Job: Pull out every line below that holds the word "text".

··· Records provided ···

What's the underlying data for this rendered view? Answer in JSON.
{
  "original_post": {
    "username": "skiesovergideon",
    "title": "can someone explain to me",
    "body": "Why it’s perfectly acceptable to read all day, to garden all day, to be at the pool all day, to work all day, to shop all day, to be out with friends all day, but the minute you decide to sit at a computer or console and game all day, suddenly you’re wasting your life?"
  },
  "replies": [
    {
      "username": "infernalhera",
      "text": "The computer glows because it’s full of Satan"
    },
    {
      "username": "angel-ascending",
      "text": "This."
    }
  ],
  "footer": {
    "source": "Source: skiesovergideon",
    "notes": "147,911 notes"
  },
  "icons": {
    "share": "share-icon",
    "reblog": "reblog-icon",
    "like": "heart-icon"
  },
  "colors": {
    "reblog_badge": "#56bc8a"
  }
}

···
··· Records provided ···

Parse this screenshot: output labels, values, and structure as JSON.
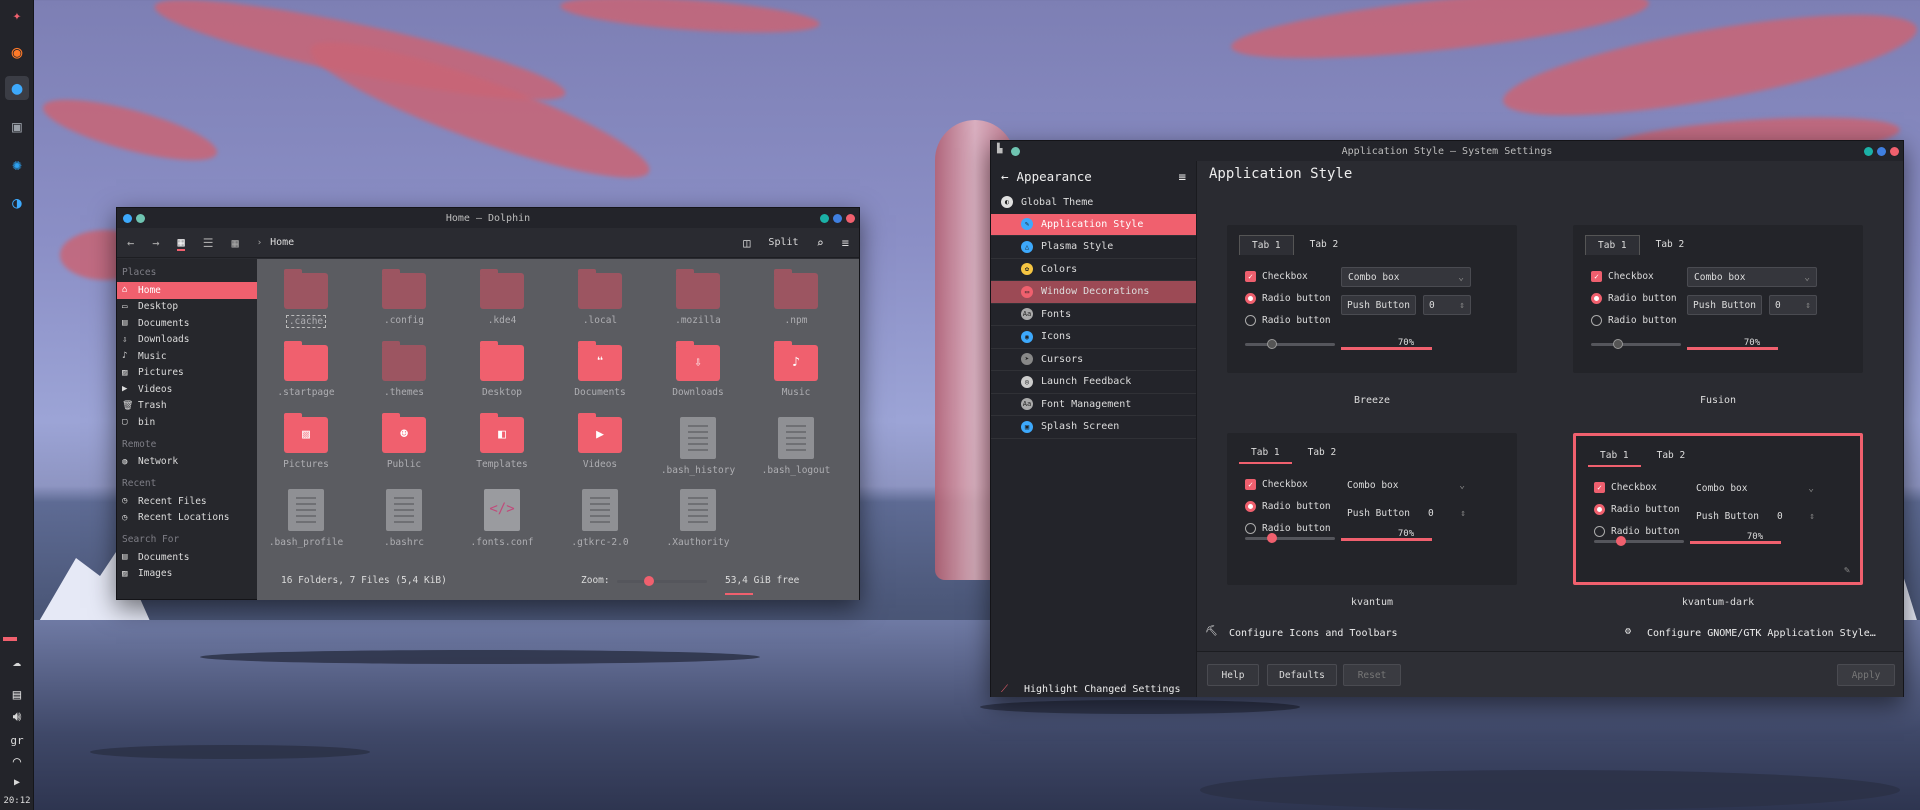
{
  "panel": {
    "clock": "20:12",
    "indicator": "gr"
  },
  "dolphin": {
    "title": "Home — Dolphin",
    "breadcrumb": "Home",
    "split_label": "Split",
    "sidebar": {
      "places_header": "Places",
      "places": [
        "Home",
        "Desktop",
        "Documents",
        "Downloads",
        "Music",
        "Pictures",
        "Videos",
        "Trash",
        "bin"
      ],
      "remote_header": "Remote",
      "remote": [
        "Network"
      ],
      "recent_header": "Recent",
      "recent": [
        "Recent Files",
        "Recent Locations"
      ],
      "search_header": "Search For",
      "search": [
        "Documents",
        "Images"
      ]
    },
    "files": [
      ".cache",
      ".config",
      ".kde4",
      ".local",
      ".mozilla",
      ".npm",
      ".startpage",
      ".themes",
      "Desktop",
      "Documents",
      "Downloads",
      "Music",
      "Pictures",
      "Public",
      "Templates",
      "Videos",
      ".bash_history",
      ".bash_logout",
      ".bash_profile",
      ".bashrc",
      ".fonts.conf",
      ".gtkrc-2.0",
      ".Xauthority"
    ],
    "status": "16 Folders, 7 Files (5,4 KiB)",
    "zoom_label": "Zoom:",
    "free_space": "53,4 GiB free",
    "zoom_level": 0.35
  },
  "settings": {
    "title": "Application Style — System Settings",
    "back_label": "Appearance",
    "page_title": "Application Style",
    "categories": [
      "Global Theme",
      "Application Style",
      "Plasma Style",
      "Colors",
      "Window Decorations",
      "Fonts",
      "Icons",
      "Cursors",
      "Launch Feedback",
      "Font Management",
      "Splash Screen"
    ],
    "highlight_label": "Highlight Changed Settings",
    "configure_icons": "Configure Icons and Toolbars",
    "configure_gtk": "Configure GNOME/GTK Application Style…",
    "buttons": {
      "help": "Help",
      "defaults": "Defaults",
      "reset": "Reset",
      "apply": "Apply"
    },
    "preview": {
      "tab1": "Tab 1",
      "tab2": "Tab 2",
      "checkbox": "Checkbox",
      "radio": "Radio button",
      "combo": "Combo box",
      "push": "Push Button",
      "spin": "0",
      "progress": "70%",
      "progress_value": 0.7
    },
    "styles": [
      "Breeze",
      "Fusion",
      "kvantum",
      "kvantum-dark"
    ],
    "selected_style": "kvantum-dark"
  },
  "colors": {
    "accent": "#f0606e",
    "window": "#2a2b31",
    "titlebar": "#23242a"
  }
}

···

Exercise answer:
      "text": "The computer glows because it’s full of Satan"
      "text": "This."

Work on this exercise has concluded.